◆ **Stated problem**: Which lines hold the word "name"? Copy each of them.

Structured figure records
[Begin]

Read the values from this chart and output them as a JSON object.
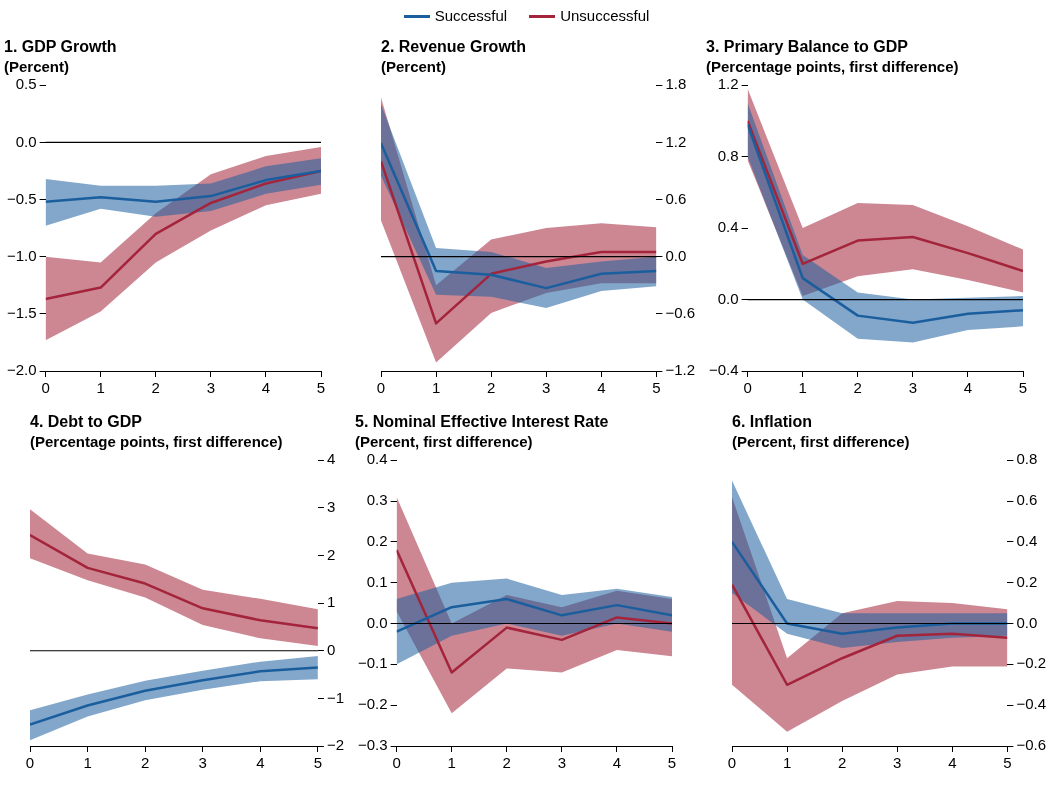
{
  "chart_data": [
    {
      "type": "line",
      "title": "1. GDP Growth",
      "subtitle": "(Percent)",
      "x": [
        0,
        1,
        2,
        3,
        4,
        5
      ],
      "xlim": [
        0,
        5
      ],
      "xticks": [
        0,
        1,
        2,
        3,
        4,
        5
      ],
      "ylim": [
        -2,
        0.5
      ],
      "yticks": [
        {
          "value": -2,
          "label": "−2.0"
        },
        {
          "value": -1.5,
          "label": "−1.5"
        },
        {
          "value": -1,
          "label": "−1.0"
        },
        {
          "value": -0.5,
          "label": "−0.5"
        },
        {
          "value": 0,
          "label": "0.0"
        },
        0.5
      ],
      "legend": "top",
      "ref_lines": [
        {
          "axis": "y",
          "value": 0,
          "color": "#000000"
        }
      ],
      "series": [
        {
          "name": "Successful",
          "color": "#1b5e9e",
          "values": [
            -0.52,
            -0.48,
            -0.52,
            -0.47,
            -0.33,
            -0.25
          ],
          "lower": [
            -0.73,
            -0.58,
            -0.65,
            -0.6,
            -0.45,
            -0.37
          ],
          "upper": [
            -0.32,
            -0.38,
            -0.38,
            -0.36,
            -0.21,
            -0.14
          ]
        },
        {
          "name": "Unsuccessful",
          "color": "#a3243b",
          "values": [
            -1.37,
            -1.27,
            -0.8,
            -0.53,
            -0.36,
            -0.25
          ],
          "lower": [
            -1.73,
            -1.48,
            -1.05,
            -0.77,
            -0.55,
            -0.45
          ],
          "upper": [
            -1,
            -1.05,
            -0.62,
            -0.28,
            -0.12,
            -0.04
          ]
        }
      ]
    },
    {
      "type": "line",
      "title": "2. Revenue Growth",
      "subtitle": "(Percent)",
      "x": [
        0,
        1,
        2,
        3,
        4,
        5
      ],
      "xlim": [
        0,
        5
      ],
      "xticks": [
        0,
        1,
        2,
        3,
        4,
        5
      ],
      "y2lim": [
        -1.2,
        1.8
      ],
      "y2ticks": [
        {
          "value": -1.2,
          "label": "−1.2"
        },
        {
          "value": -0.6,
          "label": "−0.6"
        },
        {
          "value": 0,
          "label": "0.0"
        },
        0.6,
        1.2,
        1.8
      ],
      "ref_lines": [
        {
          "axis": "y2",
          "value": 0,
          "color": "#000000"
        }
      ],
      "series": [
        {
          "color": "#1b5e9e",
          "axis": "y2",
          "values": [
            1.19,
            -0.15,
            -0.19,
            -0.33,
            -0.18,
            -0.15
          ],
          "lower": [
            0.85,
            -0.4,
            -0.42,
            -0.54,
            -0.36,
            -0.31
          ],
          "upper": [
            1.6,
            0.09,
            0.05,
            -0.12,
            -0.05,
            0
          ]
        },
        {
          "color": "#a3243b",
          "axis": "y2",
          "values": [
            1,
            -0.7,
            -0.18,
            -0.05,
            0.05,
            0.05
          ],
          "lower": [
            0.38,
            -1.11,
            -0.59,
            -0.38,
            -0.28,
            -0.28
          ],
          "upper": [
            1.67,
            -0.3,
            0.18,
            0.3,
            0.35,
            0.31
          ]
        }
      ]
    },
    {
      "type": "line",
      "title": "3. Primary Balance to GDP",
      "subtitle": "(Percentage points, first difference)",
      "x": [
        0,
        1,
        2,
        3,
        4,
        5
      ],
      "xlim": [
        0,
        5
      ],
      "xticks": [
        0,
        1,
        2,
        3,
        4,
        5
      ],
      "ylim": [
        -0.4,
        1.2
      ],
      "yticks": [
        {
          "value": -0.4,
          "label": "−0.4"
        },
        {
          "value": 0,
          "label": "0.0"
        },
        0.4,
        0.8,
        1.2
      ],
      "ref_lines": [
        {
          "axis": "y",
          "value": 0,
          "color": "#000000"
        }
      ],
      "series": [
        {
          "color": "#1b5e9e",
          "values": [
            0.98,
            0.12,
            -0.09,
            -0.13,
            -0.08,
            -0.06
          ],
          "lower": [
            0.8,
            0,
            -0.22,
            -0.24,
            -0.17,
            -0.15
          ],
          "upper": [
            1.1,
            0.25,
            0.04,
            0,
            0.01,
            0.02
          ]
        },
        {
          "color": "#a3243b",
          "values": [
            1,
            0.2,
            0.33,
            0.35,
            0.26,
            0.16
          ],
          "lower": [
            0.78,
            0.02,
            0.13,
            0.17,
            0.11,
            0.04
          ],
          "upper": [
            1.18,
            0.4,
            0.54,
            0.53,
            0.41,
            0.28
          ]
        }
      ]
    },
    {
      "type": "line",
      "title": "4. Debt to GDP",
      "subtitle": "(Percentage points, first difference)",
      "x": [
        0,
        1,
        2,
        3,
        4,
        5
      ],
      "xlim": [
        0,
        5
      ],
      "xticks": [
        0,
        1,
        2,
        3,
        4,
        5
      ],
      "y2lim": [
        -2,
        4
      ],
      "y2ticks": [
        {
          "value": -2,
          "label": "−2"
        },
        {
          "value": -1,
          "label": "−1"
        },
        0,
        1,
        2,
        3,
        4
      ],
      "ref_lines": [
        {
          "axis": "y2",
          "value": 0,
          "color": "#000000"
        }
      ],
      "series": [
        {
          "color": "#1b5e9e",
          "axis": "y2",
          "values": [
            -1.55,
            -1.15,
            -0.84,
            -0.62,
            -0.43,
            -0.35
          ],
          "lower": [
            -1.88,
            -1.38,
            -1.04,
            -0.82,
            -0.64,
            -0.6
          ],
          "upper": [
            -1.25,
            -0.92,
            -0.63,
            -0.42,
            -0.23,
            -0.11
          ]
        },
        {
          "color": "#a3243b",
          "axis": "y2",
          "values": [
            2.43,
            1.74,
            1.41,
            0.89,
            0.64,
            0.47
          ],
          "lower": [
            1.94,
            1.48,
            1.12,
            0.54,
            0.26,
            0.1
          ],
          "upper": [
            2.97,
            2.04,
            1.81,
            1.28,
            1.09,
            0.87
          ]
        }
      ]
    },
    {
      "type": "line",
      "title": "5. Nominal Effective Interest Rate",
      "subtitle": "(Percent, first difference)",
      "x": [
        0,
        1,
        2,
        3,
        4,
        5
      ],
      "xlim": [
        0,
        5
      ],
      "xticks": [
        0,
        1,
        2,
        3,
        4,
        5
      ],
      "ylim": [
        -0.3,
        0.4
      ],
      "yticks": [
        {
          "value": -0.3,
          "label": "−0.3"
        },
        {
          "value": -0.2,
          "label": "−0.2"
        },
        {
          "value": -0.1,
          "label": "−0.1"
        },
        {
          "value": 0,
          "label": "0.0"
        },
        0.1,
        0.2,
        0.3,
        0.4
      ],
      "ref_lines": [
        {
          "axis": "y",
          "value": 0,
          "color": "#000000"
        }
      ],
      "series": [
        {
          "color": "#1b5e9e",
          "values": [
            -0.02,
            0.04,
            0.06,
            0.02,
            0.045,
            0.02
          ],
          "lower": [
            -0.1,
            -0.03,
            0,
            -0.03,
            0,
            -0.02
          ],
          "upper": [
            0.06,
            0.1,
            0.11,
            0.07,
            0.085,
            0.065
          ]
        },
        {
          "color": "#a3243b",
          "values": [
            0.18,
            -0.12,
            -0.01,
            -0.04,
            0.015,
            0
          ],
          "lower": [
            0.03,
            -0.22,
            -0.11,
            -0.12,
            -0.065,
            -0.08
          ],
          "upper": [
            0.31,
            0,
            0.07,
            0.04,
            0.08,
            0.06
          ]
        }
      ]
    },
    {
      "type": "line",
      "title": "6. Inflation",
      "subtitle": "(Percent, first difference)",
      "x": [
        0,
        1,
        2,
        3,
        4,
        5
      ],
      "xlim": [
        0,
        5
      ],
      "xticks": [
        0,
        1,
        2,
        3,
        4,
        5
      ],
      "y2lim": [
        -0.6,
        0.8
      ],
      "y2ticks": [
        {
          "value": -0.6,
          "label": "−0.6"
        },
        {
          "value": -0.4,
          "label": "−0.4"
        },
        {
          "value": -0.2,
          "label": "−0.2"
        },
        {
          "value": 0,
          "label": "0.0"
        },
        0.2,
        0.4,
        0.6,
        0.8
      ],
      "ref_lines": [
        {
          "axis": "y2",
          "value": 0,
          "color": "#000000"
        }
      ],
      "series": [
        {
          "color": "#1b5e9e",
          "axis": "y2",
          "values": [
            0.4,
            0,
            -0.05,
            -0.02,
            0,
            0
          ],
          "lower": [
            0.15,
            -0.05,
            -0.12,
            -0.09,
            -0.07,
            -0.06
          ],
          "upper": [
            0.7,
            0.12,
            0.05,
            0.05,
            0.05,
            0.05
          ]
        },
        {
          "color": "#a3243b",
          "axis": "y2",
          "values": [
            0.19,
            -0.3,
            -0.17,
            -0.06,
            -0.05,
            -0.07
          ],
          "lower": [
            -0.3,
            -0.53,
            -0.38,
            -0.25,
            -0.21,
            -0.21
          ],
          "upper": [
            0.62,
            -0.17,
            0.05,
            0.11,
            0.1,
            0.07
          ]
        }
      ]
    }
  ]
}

[End]
[Begin]

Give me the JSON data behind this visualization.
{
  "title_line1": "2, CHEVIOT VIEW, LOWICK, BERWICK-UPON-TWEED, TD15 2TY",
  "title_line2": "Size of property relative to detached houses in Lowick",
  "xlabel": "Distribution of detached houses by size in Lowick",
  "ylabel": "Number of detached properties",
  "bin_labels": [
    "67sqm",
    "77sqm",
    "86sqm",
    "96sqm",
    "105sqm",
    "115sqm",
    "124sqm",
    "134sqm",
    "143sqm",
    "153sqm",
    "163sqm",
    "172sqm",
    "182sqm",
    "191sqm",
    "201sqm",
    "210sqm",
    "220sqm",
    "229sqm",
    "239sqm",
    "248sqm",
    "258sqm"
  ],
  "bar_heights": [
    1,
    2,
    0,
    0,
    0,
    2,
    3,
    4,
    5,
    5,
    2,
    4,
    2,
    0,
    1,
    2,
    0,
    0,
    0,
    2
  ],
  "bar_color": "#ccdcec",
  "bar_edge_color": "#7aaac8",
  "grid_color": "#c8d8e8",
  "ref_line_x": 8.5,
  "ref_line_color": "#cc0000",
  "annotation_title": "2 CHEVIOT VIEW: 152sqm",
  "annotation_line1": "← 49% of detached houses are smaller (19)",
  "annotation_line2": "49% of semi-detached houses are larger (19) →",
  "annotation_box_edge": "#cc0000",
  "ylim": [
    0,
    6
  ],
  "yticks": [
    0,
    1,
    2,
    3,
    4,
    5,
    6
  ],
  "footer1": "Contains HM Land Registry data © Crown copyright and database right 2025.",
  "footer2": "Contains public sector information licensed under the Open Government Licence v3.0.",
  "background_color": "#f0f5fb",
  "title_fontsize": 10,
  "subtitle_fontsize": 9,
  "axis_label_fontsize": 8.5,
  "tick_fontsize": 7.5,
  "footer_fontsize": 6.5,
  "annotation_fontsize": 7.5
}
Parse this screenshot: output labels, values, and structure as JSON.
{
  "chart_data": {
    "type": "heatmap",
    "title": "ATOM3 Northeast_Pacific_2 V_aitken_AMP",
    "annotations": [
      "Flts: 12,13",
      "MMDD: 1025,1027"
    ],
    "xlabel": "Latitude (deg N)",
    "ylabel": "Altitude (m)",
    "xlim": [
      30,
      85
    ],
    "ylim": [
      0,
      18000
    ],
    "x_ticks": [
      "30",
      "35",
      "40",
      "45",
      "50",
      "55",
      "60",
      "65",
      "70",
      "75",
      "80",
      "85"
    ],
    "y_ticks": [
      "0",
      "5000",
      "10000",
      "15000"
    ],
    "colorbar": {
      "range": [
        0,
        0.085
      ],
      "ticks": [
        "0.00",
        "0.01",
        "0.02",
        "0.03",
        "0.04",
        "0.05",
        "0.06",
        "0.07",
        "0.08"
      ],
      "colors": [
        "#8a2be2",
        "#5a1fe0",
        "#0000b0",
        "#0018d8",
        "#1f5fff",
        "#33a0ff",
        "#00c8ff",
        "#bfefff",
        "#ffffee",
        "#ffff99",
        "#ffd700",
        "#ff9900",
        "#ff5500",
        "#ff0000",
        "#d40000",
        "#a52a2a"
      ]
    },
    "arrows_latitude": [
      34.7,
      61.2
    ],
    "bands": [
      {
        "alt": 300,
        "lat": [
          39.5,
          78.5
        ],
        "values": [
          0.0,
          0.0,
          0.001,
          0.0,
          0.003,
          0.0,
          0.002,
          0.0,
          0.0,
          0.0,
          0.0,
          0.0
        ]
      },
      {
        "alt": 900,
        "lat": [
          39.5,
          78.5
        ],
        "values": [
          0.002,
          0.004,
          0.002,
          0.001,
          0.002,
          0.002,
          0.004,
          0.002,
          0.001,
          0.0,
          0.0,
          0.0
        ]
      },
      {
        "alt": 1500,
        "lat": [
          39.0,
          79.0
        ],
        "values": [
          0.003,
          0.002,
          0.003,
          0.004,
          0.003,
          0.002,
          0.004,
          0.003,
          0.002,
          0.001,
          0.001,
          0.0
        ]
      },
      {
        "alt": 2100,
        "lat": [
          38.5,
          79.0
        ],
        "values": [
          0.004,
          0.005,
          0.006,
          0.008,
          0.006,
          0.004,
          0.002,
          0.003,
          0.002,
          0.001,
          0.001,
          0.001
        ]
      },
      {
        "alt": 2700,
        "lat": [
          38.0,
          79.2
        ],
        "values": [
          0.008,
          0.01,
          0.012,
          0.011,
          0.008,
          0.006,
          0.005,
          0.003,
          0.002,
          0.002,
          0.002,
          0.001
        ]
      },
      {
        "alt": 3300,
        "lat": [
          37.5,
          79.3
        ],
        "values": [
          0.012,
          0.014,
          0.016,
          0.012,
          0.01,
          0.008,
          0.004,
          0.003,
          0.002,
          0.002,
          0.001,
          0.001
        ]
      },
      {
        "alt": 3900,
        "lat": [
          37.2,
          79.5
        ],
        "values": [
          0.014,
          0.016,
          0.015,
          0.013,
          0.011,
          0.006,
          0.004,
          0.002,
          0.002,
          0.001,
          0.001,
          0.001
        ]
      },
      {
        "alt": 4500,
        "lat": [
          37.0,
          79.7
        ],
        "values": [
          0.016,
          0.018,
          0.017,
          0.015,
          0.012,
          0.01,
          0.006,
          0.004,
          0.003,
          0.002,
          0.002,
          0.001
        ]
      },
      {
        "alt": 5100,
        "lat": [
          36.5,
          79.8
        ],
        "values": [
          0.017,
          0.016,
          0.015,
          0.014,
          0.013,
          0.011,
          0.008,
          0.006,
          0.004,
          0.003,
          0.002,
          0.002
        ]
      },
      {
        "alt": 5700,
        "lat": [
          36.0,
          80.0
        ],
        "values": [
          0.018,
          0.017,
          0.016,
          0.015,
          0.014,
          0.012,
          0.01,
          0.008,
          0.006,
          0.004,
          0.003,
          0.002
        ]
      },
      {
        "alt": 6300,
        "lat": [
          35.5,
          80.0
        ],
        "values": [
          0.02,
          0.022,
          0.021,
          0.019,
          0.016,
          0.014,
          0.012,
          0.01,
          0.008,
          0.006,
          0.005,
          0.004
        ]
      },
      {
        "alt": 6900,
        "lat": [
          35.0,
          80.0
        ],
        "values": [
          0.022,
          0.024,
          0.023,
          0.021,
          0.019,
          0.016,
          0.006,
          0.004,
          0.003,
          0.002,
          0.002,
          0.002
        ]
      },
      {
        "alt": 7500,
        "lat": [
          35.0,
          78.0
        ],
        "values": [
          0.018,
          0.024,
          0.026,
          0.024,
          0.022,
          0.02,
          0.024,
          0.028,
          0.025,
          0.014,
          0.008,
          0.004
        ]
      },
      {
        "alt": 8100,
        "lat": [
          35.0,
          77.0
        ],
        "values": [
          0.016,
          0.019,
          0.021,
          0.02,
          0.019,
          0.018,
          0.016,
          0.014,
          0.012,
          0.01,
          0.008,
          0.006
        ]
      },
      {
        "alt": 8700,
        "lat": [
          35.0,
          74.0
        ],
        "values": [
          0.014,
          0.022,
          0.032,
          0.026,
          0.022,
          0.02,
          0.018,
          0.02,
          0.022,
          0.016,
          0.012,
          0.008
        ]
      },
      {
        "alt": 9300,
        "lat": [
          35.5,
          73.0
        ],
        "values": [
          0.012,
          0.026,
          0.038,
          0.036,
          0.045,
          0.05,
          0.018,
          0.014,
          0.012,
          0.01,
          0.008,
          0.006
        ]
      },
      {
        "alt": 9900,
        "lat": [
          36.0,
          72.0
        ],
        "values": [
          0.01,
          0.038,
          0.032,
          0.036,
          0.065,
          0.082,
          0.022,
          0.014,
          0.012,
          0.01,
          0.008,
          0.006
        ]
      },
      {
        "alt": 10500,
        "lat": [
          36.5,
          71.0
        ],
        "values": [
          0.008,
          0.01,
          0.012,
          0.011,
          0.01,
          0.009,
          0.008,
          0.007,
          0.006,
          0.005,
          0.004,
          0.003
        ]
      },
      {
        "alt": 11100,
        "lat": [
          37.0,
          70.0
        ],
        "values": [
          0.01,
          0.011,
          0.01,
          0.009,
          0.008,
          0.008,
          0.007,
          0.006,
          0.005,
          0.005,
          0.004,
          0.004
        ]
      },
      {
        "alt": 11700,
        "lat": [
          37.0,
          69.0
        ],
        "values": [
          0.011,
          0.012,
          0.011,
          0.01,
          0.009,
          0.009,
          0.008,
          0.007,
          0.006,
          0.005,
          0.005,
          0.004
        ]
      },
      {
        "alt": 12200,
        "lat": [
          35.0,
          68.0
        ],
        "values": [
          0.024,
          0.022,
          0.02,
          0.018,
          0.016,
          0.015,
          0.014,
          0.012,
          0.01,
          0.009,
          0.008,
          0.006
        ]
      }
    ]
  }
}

[End]

◆ **Full solution**:
          "name": "Successful",
          "name": "Unsuccessful",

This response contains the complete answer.